Lines of data
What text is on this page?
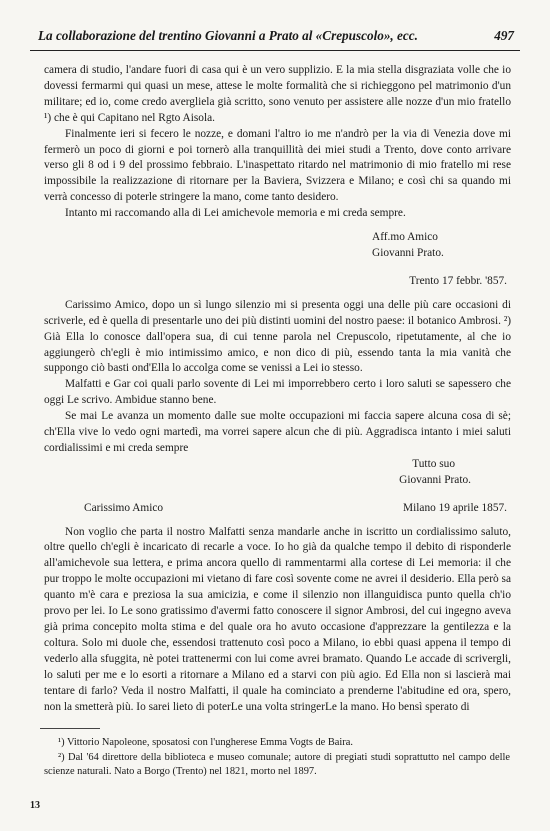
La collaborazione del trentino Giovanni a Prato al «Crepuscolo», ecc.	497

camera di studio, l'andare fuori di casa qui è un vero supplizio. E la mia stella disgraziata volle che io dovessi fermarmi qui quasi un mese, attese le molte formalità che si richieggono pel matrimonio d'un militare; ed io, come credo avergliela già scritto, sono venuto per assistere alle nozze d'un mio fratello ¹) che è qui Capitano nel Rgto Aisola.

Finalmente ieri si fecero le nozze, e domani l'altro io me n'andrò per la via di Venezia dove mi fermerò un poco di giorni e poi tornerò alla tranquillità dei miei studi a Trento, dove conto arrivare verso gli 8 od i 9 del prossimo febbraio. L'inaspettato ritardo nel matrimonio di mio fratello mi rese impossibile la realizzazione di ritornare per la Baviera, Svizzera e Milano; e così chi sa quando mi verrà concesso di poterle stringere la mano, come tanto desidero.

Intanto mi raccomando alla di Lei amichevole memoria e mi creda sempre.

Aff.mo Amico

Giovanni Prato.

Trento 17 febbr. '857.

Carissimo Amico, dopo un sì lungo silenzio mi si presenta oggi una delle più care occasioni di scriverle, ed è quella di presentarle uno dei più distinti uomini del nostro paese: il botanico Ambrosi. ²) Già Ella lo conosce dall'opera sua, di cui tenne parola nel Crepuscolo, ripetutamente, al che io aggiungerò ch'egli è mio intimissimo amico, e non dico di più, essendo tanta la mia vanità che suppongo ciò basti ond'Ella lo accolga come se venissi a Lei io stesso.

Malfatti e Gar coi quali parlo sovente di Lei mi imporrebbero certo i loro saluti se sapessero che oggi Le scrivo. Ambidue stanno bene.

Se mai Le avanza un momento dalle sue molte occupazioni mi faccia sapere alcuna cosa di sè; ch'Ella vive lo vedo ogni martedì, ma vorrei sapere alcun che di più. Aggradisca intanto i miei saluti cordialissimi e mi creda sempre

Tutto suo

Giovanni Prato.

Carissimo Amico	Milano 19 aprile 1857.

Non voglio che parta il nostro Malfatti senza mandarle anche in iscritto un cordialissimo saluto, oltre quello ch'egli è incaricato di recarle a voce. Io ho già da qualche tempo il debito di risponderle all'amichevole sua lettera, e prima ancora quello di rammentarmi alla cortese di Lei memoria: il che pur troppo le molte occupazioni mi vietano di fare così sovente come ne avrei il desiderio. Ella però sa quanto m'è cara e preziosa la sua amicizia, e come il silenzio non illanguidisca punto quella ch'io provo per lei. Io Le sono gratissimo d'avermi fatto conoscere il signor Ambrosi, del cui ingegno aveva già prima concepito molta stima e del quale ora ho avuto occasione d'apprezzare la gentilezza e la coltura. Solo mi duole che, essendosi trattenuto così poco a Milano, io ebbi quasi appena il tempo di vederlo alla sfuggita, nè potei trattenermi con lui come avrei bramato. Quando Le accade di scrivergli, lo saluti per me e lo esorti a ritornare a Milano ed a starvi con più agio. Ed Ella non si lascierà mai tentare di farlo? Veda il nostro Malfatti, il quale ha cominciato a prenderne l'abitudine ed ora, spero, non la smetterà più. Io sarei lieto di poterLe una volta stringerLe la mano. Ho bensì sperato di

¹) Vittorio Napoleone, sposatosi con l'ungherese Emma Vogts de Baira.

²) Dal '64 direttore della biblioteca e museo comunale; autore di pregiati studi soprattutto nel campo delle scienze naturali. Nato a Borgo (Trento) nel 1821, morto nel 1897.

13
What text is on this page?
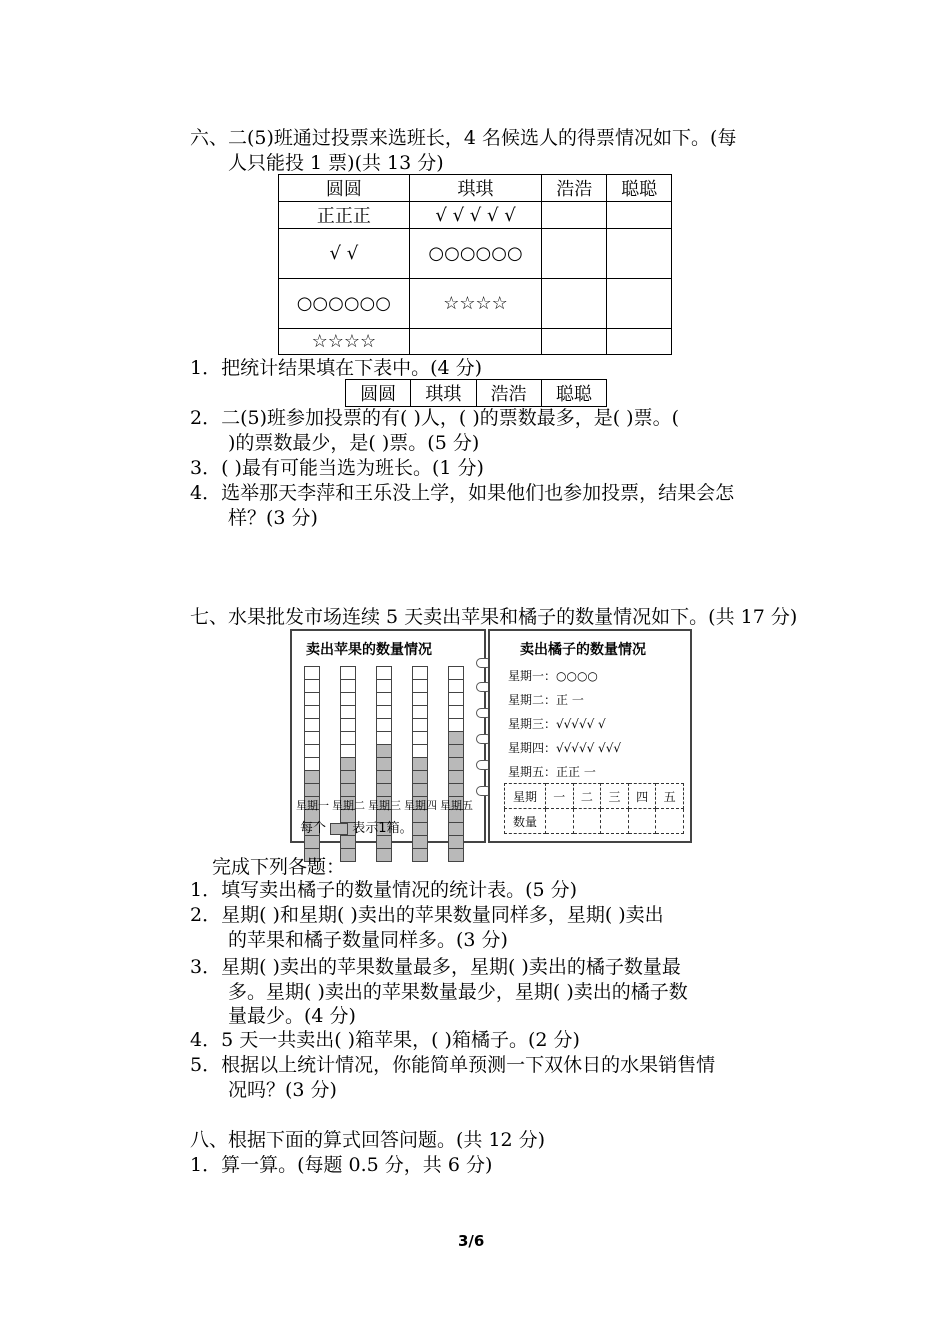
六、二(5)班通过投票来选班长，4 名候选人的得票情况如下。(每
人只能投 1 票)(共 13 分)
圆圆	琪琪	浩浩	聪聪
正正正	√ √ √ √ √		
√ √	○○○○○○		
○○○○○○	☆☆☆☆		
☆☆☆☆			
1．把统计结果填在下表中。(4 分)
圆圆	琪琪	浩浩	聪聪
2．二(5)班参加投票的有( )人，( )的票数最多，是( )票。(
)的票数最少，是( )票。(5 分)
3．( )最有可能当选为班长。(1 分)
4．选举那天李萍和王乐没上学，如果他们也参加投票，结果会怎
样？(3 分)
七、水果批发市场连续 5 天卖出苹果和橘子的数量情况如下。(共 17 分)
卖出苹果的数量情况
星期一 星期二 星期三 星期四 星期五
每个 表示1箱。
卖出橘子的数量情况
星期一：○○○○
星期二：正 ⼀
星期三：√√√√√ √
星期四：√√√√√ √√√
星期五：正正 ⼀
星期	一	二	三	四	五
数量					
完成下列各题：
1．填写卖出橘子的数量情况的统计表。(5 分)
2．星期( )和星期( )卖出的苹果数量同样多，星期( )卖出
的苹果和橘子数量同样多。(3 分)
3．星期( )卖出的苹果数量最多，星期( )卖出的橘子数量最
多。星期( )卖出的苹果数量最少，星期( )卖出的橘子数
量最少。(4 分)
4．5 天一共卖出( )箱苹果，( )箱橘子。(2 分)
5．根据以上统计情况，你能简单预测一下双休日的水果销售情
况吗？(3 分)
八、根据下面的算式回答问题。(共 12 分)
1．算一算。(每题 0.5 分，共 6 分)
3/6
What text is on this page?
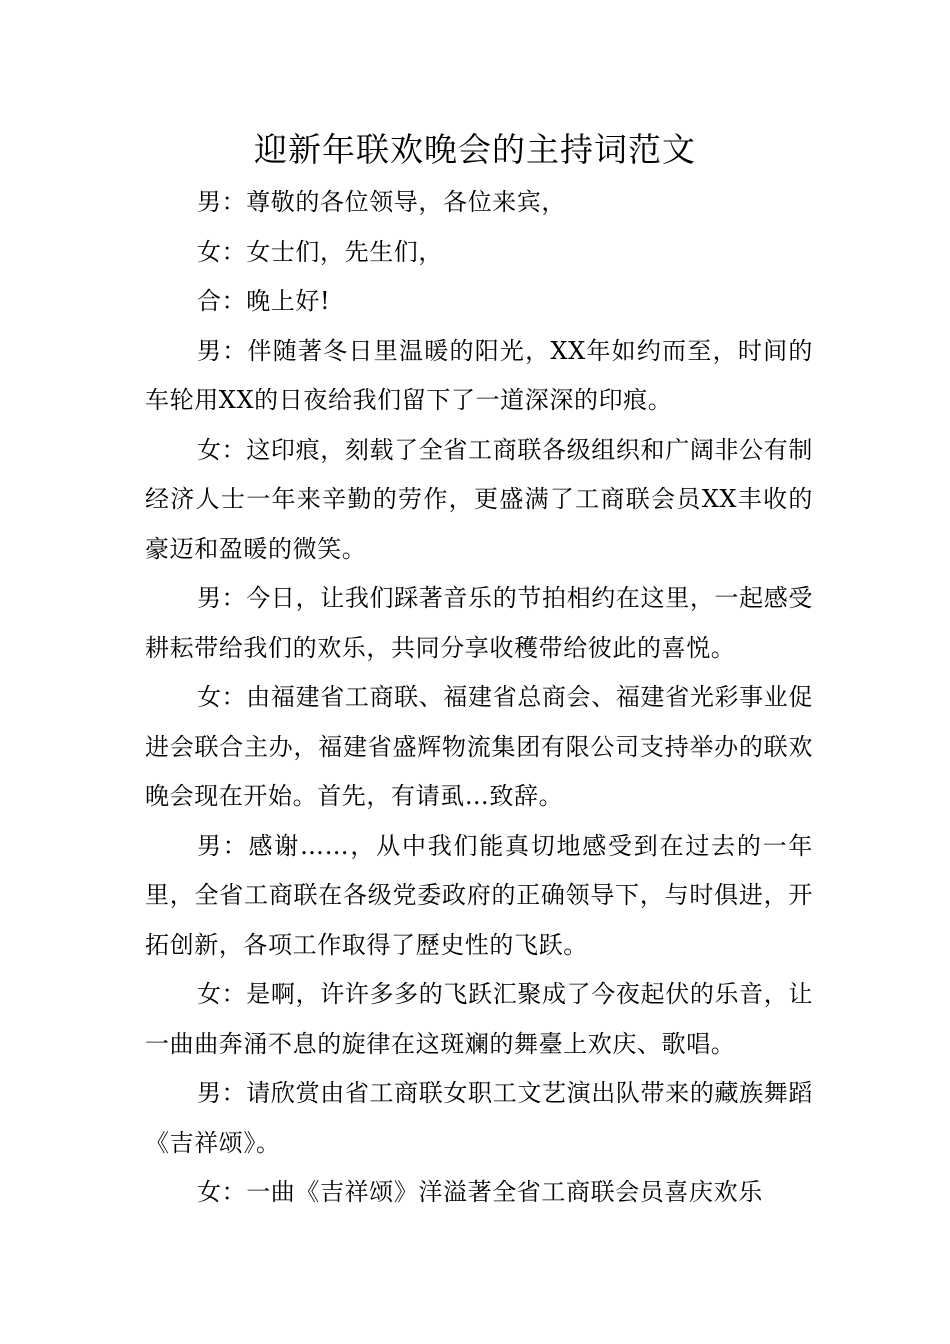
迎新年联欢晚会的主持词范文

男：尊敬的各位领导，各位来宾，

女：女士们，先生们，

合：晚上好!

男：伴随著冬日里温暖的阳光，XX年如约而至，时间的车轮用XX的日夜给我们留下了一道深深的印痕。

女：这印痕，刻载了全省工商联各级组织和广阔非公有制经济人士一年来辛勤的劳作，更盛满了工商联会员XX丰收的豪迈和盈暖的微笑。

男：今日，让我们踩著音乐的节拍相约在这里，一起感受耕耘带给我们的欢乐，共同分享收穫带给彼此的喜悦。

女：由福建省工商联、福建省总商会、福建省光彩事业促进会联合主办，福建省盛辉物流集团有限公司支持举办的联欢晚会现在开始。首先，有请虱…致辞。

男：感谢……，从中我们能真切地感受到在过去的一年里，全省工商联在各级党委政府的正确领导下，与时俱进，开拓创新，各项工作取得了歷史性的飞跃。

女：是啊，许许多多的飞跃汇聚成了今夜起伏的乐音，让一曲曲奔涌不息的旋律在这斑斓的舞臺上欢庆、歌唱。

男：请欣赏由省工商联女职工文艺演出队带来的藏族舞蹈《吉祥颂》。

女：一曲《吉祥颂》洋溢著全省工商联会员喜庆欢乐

EXERCISE AIM
The records above should be reproduced exactly, with no pictures included.

RESULT
What text is on this page?
La collaborazione del trentino Giovanni a Prato al «Crepuscolo», ecc.	497

camera di studio, l'andare fuori di casa qui è un vero supplizio. E la mia stella disgraziata volle che io dovessi fermarmi qui quasi un mese, attese le molte formalità che si richieggono pel matrimonio d'un militare; ed io, come credo avergliela già scritto, sono venuto per assistere alle nozze d'un mio fratello ¹) che è qui Capitano nel Rgto Aisola.

Finalmente ieri si fecero le nozze, e domani l'altro io me n'andrò per la via di Venezia dove mi fermerò un poco di giorni e poi tornerò alla tranquillità dei miei studi a Trento, dove conto arrivare verso gli 8 od i 9 del prossimo febbraio. L'inaspettato ritardo nel matrimonio di mio fratello mi rese impossibile la realizzazione di ritornare per la Baviera, Svizzera e Milano; e così chi sa quando mi verrà concesso di poterle stringere la mano, come tanto desidero.

Intanto mi raccomando alla di Lei amichevole memoria e mi creda sempre.

Aff.mo Amico

Giovanni Prato.

Trento 17 febbr. '857.

Carissimo Amico, dopo un sì lungo silenzio mi si presenta oggi una delle più care occasioni di scriverle, ed è quella di presentarle uno dei più distinti uomini del nostro paese: il botanico Ambrosi. ²) Già Ella lo conosce dall'opera sua, di cui tenne parola nel Crepuscolo, ripetutamente, al che io aggiungerò ch'egli è mio intimissimo amico, e non dico di più, essendo tanta la mia vanità che suppongo ciò basti ond'Ella lo accolga come se venissi a Lei io stesso.

Malfatti e Gar coi quali parlo sovente di Lei mi imporrebbero certo i loro saluti se sapessero che oggi Le scrivo. Ambidue stanno bene.

Se mai Le avanza un momento dalle sue molte occupazioni mi faccia sapere alcuna cosa di sè; ch'Ella vive lo vedo ogni martedì, ma vorrei sapere alcun che di più. Aggradisca intanto i miei saluti cordialissimi e mi creda sempre

Tutto suo

Giovanni Prato.

Carissimo Amico	Milano 19 aprile 1857.

Non voglio che parta il nostro Malfatti senza mandarle anche in iscritto un cordialissimo saluto, oltre quello ch'egli è incaricato di recarle a voce. Io ho già da qualche tempo il debito di risponderle all'amichevole sua lettera, e prima ancora quello di rammentarmi alla cortese di Lei memoria: il che pur troppo le molte occupazioni mi vietano di fare così sovente come ne avrei il desiderio. Ella però sa quanto m'è cara e preziosa la sua amicizia, e come il silenzio non illanguidisca punto quella ch'io provo per lei. Io Le sono gratissimo d'avermi fatto conoscere il signor Ambrosi, del cui ingegno aveva già prima concepito molta stima e del quale ora ho avuto occasione d'apprezzare la gentilezza e la coltura. Solo mi duole che, essendosi trattenuto così poco a Milano, io ebbi quasi appena il tempo di vederlo alla sfuggita, nè potei trattenermi con lui come avrei bramato. Quando Le accade di scrivergli, lo saluti per me e lo esorti a ritornare a Milano ed a starvi con più agio. Ed Ella non si lascierà mai tentare di farlo? Veda il nostro Malfatti, il quale ha cominciato a prenderne l'abitudine ed ora, spero, non la smetterà più. Io sarei lieto di poterLe una volta stringerLe la mano. Ho bensì sperato di

¹) Vittorio Napoleone, sposatosi con l'ungherese Emma Vogts de Baira.

²) Dal '64 direttore della biblioteca e museo comunale; autore di pregiati studi soprattutto nel campo delle scienze naturali. Nato a Borgo (Trento) nel 1821, morto nel 1897.

13
What text is on this page?
六、二(5)班通过投票来选班长，4 名候选人的得票情况如下。(每
人只能投 1 票)(共 13 分)
圆圆	琪琪	浩浩	聪聪
正正正	√ √ √ √ √		
√ √	○○○○○○		
○○○○○○	☆☆☆☆		
☆☆☆☆			
1．把统计结果填在下表中。(4 分)
圆圆	琪琪	浩浩	聪聪
2．二(5)班参加投票的有( )人，( )的票数最多，是( )票。(
)的票数最少，是( )票。(5 分)
3．( )最有可能当选为班长。(1 分)
4．选举那天李萍和王乐没上学，如果他们也参加投票，结果会怎
样？(3 分)
七、水果批发市场连续 5 天卖出苹果和橘子的数量情况如下。(共 17 分)
卖出苹果的数量情况
星期一 星期二 星期三 星期四 星期五
每个 表示1箱。
卖出橘子的数量情况
星期一：○○○○
星期二：正 ⼀
星期三：√√√√√ √
星期四：√√√√√ √√√
星期五：正正 ⼀
星期	一	二	三	四	五
数量					
完成下列各题：
1．填写卖出橘子的数量情况的统计表。(5 分)
2．星期( )和星期( )卖出的苹果数量同样多，星期( )卖出
的苹果和橘子数量同样多。(3 分)
3．星期( )卖出的苹果数量最多，星期( )卖出的橘子数量最
多。星期( )卖出的苹果数量最少，星期( )卖出的橘子数
量最少。(4 分)
4．5 天一共卖出( )箱苹果，( )箱橘子。(2 分)
5．根据以上统计情况，你能简单预测一下双休日的水果销售情
况吗？(3 分)
八、根据下面的算式回答问题。(共 12 分)
1．算一算。(每题 0.5 分，共 6 分)
3/6
What text is on this page?
迎新年联欢晚会的主持词范文

男：尊敬的各位领导，各位来宾，

女：女士们，先生们，

合：晚上好!

男：伴随著冬日里温暖的阳光，XX年如约而至，时间的车轮用XX的日夜给我们留下了一道深深的印痕。

女：这印痕，刻载了全省工商联各级组织和广阔非公有制经济人士一年来辛勤的劳作，更盛满了工商联会员XX丰收的豪迈和盈暖的微笑。

男：今日，让我们踩著音乐的节拍相约在这里，一起感受耕耘带给我们的欢乐，共同分享收穫带给彼此的喜悦。

女：由福建省工商联、福建省总商会、福建省光彩事业促进会联合主办，福建省盛辉物流集团有限公司支持举办的联欢晚会现在开始。首先，有请虱…致辞。

男：感谢……，从中我们能真切地感受到在过去的一年里，全省工商联在各级党委政府的正确领导下，与时俱进，开拓创新，各项工作取得了歷史性的飞跃。

女：是啊，许许多多的飞跃汇聚成了今夜起伏的乐音，让一曲曲奔涌不息的旋律在这斑斓的舞臺上欢庆、歌唱。

男：请欣赏由省工商联女职工文艺演出队带来的藏族舞蹈《吉祥颂》。

女：一曲《吉祥颂》洋溢著全省工商联会员喜庆欢乐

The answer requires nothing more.